- **Task description**:
Tally the lines that contain the string "taken" and give the number by itself.

- **Items from a figure collection**:
·····

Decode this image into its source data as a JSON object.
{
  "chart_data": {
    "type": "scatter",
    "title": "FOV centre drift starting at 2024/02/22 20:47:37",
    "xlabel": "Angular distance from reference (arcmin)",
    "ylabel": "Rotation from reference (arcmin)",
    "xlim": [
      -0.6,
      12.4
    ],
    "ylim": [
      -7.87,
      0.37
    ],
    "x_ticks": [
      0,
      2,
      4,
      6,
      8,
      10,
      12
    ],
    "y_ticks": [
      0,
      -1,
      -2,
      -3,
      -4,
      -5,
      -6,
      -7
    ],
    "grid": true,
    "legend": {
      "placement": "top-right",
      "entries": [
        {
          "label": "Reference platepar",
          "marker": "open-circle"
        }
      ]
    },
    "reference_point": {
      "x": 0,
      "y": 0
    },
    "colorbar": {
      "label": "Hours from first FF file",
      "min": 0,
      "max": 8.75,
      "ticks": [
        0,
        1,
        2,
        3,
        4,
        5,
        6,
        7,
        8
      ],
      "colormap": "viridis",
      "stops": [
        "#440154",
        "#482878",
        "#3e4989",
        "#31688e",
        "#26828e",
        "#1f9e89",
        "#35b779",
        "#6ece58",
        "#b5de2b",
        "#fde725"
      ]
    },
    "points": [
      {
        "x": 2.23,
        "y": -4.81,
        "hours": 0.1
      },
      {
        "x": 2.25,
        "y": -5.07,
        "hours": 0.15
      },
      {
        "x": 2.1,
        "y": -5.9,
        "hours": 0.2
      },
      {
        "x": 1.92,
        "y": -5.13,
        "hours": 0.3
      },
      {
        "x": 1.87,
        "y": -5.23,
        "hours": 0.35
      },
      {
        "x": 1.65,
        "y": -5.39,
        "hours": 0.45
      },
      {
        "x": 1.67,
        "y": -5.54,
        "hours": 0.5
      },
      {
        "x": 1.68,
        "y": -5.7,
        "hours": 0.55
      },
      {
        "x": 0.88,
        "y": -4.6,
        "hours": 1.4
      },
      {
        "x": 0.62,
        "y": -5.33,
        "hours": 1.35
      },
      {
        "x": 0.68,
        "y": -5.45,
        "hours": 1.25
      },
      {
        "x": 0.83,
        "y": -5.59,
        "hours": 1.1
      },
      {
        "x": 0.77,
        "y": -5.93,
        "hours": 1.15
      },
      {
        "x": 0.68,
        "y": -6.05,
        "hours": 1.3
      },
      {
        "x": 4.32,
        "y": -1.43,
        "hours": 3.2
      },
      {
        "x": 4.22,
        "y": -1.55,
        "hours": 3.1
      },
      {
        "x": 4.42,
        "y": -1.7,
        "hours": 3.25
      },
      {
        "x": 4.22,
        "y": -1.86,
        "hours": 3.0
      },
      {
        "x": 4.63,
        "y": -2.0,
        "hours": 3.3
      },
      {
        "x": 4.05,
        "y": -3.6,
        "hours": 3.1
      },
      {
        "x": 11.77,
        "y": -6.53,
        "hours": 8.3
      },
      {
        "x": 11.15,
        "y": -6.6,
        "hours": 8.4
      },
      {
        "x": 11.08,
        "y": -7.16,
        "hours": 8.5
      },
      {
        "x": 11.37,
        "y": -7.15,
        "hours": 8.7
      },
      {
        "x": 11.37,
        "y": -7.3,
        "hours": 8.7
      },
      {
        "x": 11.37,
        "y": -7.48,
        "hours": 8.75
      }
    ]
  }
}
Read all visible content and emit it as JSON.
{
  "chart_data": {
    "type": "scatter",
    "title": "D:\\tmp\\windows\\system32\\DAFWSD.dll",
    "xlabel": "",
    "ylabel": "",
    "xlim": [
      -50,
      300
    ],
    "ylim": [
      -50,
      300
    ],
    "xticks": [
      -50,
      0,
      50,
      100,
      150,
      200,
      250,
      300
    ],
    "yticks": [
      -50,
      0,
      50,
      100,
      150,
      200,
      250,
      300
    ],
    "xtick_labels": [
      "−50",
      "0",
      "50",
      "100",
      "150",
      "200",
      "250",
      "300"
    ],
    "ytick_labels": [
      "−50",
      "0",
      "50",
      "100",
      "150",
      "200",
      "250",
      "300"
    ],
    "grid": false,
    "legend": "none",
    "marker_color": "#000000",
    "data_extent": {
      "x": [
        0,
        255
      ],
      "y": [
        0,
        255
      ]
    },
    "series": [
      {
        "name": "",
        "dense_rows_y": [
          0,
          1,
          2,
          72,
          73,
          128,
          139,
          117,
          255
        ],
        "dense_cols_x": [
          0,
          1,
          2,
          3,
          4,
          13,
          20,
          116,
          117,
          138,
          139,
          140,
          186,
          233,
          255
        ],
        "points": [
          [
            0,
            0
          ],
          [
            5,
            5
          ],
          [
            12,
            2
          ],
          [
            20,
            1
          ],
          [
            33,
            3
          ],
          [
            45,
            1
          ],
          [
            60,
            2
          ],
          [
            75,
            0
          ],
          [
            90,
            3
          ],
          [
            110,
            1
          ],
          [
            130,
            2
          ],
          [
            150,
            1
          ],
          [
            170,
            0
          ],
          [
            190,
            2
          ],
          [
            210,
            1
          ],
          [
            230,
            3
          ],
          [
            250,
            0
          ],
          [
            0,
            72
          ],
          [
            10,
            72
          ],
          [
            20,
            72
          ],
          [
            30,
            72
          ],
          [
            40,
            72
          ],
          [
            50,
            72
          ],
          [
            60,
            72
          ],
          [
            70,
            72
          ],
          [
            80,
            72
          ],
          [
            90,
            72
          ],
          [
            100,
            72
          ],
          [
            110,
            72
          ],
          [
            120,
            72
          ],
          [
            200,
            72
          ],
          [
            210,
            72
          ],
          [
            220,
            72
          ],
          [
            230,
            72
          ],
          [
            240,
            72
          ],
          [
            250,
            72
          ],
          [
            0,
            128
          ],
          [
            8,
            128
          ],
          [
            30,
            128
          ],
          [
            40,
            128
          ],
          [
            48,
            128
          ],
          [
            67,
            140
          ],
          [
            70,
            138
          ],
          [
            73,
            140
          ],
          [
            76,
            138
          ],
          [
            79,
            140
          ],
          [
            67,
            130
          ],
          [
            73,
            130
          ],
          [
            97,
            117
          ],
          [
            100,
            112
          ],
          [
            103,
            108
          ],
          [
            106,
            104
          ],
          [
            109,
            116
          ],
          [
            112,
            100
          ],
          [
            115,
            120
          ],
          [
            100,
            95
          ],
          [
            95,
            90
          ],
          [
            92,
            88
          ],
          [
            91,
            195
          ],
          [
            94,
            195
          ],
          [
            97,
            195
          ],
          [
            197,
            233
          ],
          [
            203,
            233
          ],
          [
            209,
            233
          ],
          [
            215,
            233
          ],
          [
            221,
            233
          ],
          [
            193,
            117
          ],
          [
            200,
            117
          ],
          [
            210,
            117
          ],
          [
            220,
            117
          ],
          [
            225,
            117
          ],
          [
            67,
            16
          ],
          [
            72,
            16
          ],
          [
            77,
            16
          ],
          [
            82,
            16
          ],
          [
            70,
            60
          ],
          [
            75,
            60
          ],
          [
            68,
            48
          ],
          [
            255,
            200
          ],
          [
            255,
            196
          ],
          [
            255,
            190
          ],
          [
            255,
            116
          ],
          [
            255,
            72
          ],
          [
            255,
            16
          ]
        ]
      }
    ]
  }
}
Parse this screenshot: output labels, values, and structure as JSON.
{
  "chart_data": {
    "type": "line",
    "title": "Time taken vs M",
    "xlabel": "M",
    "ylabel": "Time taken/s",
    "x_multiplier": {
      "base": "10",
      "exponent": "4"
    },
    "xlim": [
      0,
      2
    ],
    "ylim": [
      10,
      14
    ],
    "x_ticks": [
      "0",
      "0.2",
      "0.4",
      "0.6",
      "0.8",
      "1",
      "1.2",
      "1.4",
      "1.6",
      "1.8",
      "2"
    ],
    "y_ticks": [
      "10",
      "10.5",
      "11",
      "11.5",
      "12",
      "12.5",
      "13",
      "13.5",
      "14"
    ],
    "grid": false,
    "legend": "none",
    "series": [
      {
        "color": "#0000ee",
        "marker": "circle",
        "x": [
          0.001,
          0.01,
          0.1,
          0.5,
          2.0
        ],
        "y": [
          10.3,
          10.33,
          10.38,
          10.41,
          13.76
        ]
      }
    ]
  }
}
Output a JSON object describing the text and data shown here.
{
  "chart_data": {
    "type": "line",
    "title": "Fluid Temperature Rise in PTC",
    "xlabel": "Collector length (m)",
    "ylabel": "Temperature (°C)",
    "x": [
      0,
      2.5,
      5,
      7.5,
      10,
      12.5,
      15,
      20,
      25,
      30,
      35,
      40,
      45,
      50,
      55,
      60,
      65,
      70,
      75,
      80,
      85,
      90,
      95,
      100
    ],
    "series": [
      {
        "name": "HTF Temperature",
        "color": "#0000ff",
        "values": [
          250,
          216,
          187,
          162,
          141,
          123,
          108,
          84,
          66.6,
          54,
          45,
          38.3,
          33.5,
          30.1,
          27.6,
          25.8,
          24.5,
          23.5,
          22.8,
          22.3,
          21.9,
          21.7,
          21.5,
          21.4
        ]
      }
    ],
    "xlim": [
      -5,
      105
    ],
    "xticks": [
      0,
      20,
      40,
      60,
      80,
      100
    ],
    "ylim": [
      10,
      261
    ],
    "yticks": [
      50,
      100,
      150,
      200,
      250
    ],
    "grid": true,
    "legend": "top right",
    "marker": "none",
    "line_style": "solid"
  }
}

·····

- **Full solution**:
2